#ubuntu-qc 2011-09-26
<sipherdee> cyphermox: jusqu'à maintenant je me suis surtout impliqué du côté de kde mais je suis ne suis pas fermé à gnome etj'ai de l'intérêt à rencontrer le monde.
#ubuntu-qc 2011-09-27
<qwebirc39057> qq'un sait comment capter et enregistrer les vidéos de Radio-can avec ubuntu ?
<cyphermox> qwebirc39057: tu veux dire du site web?
<avoine> qwebirc39057: malheureusement, je crois que l'on ne peut pas
<avoine> ça utilise un truc microsoft qui bloque dans linux
<avoine> je vais me reseigner
#ubuntu-qc 2011-09-28
<d2_racing> bonsoir
<IdleOne> bonsoir d2_racing 
<d2_racing> ça va IdleOne 
<IdleOne> pas pire, toi?
<d2_racing> très bien merci
<d2_racing> sais-tu quand Ubuntu 11.10 sort officiellement ?
<IdleOne> le 13 Ocotbre
<IdleOne> Octobre*
<d2_racing> good merci pour l'info
<IdleOne> no problemo mi amigo :)
#ubuntu-qc 2011-09-29
<dejuren> komputes: ping
<komputes> dejuren: hey drago
<dejuren> komputes: hey david... any news abt Oct release party?
<komputes> dejuren: cyphermox told me it was going to be at St Sulplice, after the release
<dejuren> komputes: do you have a date?
<dejuren> cyphermox: ^^
<cyphermox> the week after, so Oct 20 or 21?
<dejuren> anything works for me... you guys just need to deside :-)
#ubuntu-qc 2011-09-30
<kanouk> bonsoir
<Ankman_> kanouk: bonsoir
<Ankman_> ca va bien?
<kanouk> bonsoir Ankman_ ça va bien merci et toi?
<Ankman_> moi aussi
<kanouk> :)
#ubuntu-qc 2011-10-01
<d2_racing> bonsoir
<Ankman_> bonsoir
<d2_racing> bonsoir
#ubuntu-qc 2011-10-02
<RP64> BONJOUR MON AMIS
<RP64> l'drivers de mon ubuntu sur le grande problemme assistance sil vouz plais!
<RP64> assistance sil vouz plais
<d2_racing> bonjour
#ubuntu-qc 2012-09-25
<YoBoY> yo
<YoBoY> comment va le Quebec ? :)
<MagicFab> YoBoY, pas fort mais pas mort
<YoBoY> à ce point ? :D
<MagicFab> ben...  grève, élections, enqu6êtes sur la corruption en construction..
<YoBoY> Je viens faire un tour à Montréal pour 10 jours, vous avez des bonnes adresses à me conseiller pour que je découvre la ville ? (restau, pubs, musées, architecture, expos…) :p
<MagicFab> YoBoY, t'es pas mal hors-sujet avec ça ici... mais bon voici mes suggestions: http://www.reddit.com/r/montreal/comments/zsljr/36_hours_in_your_fine_city/c67e164
<YoBoY> MagicFab, vu qu'il n'y a pas vraiment de discussions ;)
<IdleOne> MagicFab: qui va faire l'enquete sur la corruption des enqueteurs de corruption?

Enregistrements des boîtes d'éléments
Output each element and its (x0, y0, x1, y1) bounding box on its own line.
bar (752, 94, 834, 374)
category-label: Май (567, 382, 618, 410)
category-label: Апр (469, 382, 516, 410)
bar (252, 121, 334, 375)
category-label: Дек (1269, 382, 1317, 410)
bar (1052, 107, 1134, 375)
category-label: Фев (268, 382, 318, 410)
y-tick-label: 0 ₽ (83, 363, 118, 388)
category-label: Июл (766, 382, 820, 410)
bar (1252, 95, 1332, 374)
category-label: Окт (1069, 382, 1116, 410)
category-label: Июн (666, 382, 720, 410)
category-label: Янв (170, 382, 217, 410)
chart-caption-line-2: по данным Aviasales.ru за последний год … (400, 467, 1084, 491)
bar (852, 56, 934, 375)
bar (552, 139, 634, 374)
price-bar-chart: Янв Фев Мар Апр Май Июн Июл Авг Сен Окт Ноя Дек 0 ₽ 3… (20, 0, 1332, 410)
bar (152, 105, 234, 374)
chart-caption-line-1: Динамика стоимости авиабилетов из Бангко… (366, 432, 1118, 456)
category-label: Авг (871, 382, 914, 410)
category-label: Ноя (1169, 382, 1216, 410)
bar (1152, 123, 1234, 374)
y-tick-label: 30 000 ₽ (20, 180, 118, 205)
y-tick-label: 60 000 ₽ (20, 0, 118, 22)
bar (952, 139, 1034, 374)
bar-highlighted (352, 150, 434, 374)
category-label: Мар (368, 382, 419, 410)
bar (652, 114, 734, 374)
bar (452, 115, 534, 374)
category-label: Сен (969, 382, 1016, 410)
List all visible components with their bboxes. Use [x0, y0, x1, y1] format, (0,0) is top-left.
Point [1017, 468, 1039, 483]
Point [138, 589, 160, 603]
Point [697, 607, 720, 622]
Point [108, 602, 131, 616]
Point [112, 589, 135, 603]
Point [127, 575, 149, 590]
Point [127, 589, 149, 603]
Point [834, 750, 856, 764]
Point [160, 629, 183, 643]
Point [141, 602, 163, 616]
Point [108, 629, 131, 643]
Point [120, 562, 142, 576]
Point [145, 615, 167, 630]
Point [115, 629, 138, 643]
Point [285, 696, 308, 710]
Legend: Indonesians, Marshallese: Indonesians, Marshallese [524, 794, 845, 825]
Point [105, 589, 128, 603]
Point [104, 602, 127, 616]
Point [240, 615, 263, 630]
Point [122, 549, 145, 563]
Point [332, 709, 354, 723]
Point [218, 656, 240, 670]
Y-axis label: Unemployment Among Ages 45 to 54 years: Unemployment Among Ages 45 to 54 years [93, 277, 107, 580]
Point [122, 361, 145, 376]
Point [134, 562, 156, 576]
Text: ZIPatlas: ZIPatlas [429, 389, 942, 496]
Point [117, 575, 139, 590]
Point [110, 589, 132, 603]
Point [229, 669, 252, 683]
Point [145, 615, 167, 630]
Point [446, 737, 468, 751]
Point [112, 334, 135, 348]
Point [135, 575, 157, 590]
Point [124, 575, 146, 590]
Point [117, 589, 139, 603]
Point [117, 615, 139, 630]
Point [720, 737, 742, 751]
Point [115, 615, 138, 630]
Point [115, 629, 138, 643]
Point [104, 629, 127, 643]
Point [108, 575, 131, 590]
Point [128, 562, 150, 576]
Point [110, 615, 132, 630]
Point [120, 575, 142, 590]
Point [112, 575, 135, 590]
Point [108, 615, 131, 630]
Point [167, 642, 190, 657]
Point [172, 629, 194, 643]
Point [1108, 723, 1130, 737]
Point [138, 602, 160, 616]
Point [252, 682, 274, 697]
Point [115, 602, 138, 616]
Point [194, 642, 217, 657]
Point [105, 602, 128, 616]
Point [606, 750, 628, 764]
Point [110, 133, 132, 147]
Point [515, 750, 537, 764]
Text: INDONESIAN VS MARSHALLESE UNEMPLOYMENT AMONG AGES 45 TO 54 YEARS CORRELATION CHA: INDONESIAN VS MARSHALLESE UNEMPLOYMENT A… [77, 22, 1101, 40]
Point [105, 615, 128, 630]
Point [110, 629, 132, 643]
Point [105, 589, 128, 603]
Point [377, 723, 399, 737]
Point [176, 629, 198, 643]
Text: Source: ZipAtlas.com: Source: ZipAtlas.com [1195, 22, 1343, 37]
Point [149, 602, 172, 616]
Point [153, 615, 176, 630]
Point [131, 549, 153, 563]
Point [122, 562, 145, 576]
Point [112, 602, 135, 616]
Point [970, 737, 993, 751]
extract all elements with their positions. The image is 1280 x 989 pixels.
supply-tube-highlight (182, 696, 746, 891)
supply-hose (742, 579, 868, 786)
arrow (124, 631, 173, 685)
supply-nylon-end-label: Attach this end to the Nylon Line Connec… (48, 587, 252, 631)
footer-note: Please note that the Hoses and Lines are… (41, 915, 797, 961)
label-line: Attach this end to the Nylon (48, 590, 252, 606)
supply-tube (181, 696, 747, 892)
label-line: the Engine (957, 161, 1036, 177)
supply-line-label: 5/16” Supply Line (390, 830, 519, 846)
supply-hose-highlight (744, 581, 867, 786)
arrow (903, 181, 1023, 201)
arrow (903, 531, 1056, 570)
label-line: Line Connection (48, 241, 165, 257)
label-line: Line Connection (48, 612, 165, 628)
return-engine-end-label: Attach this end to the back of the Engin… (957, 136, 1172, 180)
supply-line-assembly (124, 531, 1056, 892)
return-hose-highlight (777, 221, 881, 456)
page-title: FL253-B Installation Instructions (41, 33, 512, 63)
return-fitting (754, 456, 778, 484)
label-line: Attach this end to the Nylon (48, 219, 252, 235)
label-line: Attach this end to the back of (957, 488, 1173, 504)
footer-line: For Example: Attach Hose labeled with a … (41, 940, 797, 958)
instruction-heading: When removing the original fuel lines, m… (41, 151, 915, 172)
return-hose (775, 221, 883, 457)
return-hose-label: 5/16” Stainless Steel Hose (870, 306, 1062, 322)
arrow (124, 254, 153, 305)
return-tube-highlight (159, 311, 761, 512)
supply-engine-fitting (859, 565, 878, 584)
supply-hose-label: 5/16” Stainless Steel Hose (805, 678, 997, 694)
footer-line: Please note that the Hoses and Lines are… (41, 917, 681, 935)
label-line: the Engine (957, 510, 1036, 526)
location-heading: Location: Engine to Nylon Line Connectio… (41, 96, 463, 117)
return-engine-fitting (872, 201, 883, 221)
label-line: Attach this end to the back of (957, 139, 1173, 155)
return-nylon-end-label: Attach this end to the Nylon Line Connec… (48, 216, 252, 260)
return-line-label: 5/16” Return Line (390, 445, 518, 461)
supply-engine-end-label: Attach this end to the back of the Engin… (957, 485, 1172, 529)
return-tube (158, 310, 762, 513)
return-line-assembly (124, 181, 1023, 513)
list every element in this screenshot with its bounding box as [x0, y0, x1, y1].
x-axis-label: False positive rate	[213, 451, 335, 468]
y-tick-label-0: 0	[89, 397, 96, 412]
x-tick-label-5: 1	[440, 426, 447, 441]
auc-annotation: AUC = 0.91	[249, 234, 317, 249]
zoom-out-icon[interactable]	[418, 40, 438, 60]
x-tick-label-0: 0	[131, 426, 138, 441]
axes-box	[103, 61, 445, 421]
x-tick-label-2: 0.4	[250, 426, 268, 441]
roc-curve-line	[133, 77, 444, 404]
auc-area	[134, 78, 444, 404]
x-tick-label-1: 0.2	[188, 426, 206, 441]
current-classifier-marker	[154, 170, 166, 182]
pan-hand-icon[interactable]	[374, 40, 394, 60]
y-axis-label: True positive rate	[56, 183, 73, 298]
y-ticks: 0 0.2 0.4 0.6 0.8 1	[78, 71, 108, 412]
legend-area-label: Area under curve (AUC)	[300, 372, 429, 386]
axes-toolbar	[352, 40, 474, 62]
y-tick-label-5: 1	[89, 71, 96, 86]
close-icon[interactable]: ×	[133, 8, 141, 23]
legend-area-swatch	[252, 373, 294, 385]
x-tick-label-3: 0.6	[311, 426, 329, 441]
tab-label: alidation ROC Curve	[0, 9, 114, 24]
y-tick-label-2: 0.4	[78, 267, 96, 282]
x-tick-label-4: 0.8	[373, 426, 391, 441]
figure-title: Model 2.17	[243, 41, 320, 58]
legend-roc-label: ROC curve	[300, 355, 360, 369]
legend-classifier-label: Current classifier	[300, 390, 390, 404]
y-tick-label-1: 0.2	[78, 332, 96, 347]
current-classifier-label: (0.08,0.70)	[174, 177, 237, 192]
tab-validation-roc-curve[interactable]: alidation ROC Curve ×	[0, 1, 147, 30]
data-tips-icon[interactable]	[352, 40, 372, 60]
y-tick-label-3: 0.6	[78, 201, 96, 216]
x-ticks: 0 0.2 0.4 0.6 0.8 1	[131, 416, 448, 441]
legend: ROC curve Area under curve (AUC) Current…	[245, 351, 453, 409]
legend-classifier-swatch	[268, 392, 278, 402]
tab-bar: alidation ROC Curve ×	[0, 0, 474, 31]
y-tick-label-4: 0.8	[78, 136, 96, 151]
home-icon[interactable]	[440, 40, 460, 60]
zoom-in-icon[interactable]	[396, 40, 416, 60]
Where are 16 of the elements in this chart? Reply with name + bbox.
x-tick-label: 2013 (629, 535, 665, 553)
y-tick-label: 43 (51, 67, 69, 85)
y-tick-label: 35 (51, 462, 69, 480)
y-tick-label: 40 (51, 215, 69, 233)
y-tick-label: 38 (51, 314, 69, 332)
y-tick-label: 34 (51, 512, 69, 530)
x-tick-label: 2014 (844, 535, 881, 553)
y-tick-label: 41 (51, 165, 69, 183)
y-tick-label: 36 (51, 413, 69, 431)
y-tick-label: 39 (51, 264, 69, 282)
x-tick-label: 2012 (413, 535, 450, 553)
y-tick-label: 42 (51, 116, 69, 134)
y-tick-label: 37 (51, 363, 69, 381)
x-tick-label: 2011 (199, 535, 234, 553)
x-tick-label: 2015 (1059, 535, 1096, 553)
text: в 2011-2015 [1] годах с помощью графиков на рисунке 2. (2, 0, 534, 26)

EXERCICES
(a) Selon le journal du canal #ubuntu-qc, à quelle date Ubuntu 11.10 sort-il officiellement ?
(b) Recopiez fidèlement le passage du journal du canal #ubuntu-qc depuis « <d2_racing> très bien » jusqu'à « Oct 20 or 21? » inclus.
Ces enregistrements proviennent d'une autre source.

CORRIGÉ
(a) Le 13 octobre.

(b)
<d2_racing> très bien merci
<d2_racing> sais-tu quand Ubuntu 11.10 sort officiellement ?
<IdleOne> le 13 Ocotbre
<IdleOne> Octobre*
<d2_racing> good merci pour l'info
<IdleOne> no problemo mi amigo :)
#ubuntu-qc 2011-09-29
<dejuren> komputes: ping
<komputes> dejuren: hey drago
<dejuren> komputes: hey david... any news abt Oct release party?
<komputes> dejuren: cyphermox told me it was going to be at St Sulplice, after the release
<dejuren> komputes: do you have a date?
<dejuren> cyphermox: ^^
<cyphermox> the week after, so Oct 20 or 21?